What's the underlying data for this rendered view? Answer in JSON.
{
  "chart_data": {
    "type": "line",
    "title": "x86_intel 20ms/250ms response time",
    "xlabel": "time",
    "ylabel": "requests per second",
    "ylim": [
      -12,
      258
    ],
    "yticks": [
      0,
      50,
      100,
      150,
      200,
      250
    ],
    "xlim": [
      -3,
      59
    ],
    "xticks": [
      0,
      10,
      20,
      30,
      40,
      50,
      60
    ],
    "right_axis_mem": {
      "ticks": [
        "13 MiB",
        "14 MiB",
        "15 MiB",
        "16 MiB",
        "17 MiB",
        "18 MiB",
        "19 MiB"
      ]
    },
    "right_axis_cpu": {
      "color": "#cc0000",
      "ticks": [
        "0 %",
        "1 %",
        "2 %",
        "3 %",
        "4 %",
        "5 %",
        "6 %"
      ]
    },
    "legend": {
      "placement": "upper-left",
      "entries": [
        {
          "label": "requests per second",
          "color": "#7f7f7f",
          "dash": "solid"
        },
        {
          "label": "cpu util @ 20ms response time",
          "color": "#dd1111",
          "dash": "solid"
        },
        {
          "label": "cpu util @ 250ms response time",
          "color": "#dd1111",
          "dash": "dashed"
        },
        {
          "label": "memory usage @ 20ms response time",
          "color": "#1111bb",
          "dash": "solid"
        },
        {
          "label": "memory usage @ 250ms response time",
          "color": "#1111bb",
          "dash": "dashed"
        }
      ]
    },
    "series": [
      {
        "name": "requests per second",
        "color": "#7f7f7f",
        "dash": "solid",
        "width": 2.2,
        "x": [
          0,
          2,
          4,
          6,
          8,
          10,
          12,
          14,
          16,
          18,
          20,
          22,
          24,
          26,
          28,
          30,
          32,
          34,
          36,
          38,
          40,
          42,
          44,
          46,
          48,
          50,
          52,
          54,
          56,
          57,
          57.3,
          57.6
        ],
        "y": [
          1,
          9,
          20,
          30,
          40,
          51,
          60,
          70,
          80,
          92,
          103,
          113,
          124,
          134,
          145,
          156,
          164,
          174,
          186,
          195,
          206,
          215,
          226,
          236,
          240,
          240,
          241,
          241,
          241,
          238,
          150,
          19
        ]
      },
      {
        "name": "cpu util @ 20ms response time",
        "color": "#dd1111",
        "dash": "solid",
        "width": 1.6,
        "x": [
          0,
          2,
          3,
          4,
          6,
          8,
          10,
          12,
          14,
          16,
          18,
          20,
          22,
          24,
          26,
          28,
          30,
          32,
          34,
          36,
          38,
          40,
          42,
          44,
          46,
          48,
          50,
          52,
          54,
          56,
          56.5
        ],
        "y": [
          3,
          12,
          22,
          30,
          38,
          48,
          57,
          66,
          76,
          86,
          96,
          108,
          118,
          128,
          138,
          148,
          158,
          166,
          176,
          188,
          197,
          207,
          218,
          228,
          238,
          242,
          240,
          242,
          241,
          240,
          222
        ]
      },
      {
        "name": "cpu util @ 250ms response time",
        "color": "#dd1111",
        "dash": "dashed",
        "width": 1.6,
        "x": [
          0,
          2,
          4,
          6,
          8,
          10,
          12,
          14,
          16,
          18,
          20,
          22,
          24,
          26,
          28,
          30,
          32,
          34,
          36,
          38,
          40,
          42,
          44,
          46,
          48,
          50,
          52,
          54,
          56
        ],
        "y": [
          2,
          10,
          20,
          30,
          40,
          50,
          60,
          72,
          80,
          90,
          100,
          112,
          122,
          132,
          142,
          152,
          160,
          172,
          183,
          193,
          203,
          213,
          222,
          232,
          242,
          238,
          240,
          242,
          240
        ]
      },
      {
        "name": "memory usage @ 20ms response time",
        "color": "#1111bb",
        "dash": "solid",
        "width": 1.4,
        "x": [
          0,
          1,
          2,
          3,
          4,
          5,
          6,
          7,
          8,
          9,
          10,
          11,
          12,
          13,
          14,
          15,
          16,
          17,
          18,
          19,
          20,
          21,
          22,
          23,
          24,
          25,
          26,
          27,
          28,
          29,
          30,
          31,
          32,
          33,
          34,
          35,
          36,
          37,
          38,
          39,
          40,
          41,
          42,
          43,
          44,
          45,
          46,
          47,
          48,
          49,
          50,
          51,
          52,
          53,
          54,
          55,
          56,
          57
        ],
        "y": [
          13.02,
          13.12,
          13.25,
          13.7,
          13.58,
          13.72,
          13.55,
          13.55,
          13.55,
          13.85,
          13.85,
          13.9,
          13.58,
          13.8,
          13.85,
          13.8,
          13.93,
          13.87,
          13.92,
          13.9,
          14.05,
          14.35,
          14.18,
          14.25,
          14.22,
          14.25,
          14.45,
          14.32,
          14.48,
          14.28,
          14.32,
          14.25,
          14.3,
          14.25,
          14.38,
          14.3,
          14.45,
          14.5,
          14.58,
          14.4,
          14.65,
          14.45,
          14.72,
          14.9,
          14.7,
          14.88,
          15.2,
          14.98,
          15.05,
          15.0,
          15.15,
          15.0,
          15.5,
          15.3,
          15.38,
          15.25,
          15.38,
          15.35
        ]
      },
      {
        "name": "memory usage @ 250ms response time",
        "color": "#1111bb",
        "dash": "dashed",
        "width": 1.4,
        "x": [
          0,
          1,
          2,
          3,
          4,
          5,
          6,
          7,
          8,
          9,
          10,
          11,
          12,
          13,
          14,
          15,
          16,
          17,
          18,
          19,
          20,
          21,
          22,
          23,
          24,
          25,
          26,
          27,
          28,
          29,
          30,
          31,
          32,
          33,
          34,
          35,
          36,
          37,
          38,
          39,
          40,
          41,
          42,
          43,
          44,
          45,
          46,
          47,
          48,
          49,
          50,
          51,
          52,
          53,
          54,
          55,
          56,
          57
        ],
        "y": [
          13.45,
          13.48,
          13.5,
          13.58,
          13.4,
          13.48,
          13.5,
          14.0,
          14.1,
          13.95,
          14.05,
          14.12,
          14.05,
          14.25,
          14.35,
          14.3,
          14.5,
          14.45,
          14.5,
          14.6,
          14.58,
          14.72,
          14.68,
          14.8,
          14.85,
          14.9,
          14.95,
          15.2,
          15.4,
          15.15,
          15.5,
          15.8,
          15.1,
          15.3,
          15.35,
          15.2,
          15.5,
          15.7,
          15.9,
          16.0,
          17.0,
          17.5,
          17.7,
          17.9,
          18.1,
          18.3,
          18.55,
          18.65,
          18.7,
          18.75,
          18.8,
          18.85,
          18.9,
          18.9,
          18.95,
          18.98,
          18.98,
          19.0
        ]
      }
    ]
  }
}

What you need to do —
Go through the material above and count the lines that contain "requests"; give that number alone.

Output for this task —
3